SOURCE DOCUMENT:
Friday, March 22, 2013

Cthulhu Mythos Occultism 2 - The Old Man's Library

Part 3: The Old Man’s Library 
Chronologically the next big intrusion of HPL’s ideas into the real world was the publication of two books bearing the now-famous name of Necronomicon.

First let me mention a third book of that title, the collection of biomechanical horror art of Swiss surrealist H.R. Giger. Giger’s reverence for HPL shows through in his disturbing themes of vanishing humanity and repurposed flesh, but there is little real occult content in his powerful work. Nevertheless his work has been imitated by many would-be-scary occultists. We can also note in passing the science-fiction-fandom hoax perpetrated by L. Sprague DeCamp and others, in which twenty or so pages of phony mid-eastern script are repeated, a few dozen times, published as the ‘Duriac’ manuscript of Al Azif.

The Necronomicon was devised by HPL as a prop for his tales. Lovecraft would build realism in his tales by mixing details of real-world scholarship and events with descriptions of the fantastic elements of his fictional universe. So his protagonists might find a library that contains Cotton Mather, Eliphas Levi and Margaret Murray, but also fictional authors such as Von Junst and Prinn. Other writers of the Lovecraft literary circle played along, and they freely employed one another’s inventions, giving a cross-over that added to the illusion of reality. De Vermis Mysteriis, the Cultes Des Ghoules, the ungrammatical  Unaussprechlichen Culten were created by Robert Bloch (who later authored Psycho) and Robert Howard (Conan). The image of the ancient book of dangerous lore is central to the mythos stereotype.

GIVEN INFORMATION:
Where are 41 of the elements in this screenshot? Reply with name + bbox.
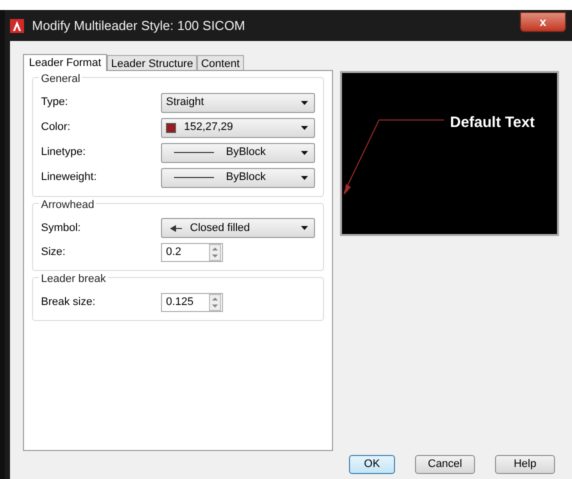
line-sample-icon [174, 151, 214, 154]
line-sample-icon [174, 176, 214, 179]
dialog-button[interactable]: OK [349, 455, 395, 474]
field-label: Color: [41, 120, 72, 136]
caret-icon [301, 126, 308, 130]
tab[interactable]: Content [197, 55, 244, 70]
dropdown[interactable]: Straight [161, 92, 315, 112]
field-label: Linetype: [41, 145, 87, 160]
field-label: Break size: [41, 294, 96, 310]
tab[interactable]: Leader Structure [107, 55, 198, 70]
caret-icon [301, 226, 308, 230]
dropdown-value: 152,27,29 [184, 120, 234, 136]
dropdown-value: ByBlock [226, 170, 267, 186]
dialog-button[interactable]: Cancel [415, 455, 475, 474]
number-spinner[interactable]: 0.2 [161, 243, 223, 262]
number-spinner[interactable]: 0.125 [161, 292, 223, 312]
dialog-button[interactable]: Help [495, 455, 555, 474]
close-button[interactable]: x [520, 12, 566, 32]
arrowhead-icon [170, 224, 182, 232]
dropdown-value: Straight [166, 95, 205, 110]
app-logo-icon [10, 18, 24, 32]
dropdown-value: Closed filled [190, 220, 251, 236]
caret-icon [301, 150, 308, 154]
spinner-arrows-icon[interactable] [209, 244, 221, 261]
caret-icon [301, 100, 308, 104]
field-label: Lineweight: [41, 170, 98, 186]
field-label: Size: [41, 245, 66, 260]
field-label: Type: [41, 95, 69, 110]
dropdown-value: ByBlock [226, 145, 267, 160]
dropdown[interactable]: ByBlock [161, 142, 315, 162]
field-label: Symbol: [41, 220, 82, 236]
window-title: Modify Multileader Style: 100 SICOM [32, 16, 246, 35]
dropdown[interactable]: Closed filled [161, 218, 315, 238]
spinner-value: 0.2 [165, 245, 182, 260]
dropdown[interactable]: ByBlock [161, 168, 315, 188]
tab[interactable]: Leader Format [23, 54, 108, 71]
spinner-arrows-icon[interactable] [209, 294, 221, 310]
spinner-value: 0.125 [165, 294, 195, 310]
dropdown[interactable]: 152,27,29 [161, 118, 315, 138]
caret-icon [301, 176, 308, 180]
preview-text: Default Text [450, 113, 535, 133]
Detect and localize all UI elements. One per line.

WHAT YOU NEED TO DO:
A) In the post on the Necronomicon, which two writers created De Vermis Mysteriis and the Cultes Des Ghoules?
B) Please extend the post on the Necronomicon and Lovecraft's fictional books past its final sentence.

ANSWERS FOR THE EXERCISE:
A) Robert Bloch and Robert Howard

B)
None of these secondary mythos titles has ever had a serious treatment in occult writing. There are various internet files floating around, mere tens of pages long, that amount to nothing of value either to occultism or to the mythos. In truth none of the secondary works have much development in the stories, usually serving as mere props.

The Necronomicon was the centerpiece of this prop-set. Lovecraft had grown up a precocious reader, with the library of his prosperous grandfather. The Arabian Nights was his delight, and he describes himself at six, draped in a curtain-cape and towel-turban, sweeping through the house proclaiming himself ‘Abdul Al Hazred’, a name derived from one of his family names, ‘Hazard’.

He would later use that name for his fictional author, the mad Yemeni poet Abdul AlHazred, who wandered the remnant of the ancient world in the days of the rise of the Prophet. The collection of tales, secrets and lore alHazred composed was first called ‘Al Azif’, an Arabic term referring to the nocturnal noises of insects, or demons. Lovecraft composed a short history essay later, in an effort to collect his random mentions of the prop. He describes its translation into Greek, it’s banning by the Church, underground survival into Latin translation and finally into English by the famous (and very historical) wizard Dr. John Dee. HPL’s tying of his book to Dr Dee may have done more than anything else to keep the Necronomicon a buzzword in English-speaking occultism.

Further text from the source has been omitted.